Written problem: Within the material below, find each line bearing the word "this" and present it.

Data to process:
----
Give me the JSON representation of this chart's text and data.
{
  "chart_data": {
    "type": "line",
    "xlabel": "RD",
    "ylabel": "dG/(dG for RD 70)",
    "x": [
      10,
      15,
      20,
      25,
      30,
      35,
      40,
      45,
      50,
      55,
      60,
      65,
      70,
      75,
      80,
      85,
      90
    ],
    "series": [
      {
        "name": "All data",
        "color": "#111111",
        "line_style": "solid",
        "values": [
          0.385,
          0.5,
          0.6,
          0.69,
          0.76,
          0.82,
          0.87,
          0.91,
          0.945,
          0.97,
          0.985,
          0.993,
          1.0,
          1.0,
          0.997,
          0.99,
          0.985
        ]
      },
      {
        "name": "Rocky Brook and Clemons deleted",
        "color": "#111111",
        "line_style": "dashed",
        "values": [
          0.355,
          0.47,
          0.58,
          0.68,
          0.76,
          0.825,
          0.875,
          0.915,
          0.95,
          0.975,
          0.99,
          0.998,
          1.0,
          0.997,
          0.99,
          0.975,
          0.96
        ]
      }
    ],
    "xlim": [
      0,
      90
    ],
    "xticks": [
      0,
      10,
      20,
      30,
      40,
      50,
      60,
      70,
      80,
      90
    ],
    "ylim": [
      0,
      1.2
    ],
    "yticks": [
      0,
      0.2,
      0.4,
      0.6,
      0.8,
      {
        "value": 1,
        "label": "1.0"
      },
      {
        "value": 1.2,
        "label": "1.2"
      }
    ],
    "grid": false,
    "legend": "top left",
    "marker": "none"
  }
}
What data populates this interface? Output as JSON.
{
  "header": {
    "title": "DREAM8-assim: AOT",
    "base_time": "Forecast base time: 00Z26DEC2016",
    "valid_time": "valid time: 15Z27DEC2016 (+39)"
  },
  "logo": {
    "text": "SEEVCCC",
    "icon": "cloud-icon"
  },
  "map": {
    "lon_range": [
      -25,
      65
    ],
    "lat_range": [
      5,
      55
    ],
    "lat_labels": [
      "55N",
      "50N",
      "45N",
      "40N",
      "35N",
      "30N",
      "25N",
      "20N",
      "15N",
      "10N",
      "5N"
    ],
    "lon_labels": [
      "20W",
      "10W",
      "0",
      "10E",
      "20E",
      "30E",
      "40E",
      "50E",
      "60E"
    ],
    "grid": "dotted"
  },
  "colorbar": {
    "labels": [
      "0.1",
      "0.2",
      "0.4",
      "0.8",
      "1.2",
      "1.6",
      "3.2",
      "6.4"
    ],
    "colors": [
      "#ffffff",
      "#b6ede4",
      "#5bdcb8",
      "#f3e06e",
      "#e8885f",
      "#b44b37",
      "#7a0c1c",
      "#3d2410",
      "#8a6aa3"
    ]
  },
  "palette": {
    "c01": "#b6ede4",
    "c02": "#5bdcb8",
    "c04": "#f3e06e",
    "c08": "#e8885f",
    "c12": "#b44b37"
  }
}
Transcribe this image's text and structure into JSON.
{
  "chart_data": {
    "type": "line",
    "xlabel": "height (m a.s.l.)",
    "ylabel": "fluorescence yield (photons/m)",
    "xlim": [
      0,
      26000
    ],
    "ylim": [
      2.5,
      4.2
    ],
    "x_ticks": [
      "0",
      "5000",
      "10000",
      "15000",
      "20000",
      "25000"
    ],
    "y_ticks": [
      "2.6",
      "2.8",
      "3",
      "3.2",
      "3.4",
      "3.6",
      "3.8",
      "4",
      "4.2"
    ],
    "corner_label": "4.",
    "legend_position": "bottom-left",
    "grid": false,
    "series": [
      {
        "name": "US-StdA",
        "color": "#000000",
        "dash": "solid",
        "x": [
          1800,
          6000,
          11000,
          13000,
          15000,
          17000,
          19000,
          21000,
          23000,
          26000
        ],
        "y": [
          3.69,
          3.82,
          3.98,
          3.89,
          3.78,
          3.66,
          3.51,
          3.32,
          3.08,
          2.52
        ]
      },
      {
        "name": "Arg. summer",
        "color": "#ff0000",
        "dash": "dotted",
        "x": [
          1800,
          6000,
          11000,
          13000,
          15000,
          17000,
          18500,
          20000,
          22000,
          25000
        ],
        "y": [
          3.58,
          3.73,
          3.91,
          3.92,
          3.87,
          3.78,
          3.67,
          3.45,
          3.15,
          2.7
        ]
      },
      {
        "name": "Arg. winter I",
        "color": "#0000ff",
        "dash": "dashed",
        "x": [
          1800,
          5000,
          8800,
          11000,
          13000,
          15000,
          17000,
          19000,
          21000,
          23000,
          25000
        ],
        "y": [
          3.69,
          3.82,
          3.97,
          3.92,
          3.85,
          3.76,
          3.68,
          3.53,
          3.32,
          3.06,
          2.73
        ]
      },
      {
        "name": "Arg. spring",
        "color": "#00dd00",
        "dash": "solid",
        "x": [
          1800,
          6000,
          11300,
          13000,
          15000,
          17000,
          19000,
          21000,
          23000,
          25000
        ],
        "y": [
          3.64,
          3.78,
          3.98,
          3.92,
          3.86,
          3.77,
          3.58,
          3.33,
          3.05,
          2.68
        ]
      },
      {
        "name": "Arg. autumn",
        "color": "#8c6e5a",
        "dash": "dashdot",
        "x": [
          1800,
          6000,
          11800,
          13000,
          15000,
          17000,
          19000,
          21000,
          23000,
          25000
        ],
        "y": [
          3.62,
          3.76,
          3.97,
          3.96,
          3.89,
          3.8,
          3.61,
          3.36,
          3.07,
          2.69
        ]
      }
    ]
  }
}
----
Exercise answer:
Give me the JSON representation of this chart's text and data.
What data populates this interface? Output as JSON.
Transcribe this image's text and structure into JSON.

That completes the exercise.